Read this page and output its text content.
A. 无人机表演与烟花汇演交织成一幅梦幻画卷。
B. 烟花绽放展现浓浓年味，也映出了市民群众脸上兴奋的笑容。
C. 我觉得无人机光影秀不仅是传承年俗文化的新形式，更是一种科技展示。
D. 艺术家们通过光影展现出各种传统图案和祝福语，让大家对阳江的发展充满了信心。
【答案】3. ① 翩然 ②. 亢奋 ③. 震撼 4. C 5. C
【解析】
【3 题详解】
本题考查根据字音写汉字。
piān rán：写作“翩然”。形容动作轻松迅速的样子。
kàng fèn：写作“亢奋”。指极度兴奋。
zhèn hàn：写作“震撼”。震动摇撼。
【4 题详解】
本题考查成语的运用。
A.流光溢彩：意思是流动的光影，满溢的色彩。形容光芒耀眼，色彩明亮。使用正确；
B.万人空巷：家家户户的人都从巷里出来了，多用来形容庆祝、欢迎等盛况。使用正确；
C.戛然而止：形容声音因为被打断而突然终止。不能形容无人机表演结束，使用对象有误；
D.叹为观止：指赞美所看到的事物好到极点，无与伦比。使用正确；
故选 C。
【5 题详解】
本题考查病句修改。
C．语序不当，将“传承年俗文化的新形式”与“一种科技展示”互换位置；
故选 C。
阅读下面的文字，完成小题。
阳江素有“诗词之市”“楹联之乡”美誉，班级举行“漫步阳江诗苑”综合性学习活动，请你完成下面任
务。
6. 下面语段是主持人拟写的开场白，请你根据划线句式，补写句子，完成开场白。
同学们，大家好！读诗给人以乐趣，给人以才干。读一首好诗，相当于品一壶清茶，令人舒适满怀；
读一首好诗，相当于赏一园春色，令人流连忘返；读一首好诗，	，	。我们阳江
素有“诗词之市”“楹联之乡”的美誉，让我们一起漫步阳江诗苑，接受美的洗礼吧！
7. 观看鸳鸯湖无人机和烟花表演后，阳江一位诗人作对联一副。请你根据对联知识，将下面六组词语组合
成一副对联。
━━━━
Task to complete = Looking at the records above, count the lines where the word "诗词之市" appears. State only the number.

Exercise solution = 2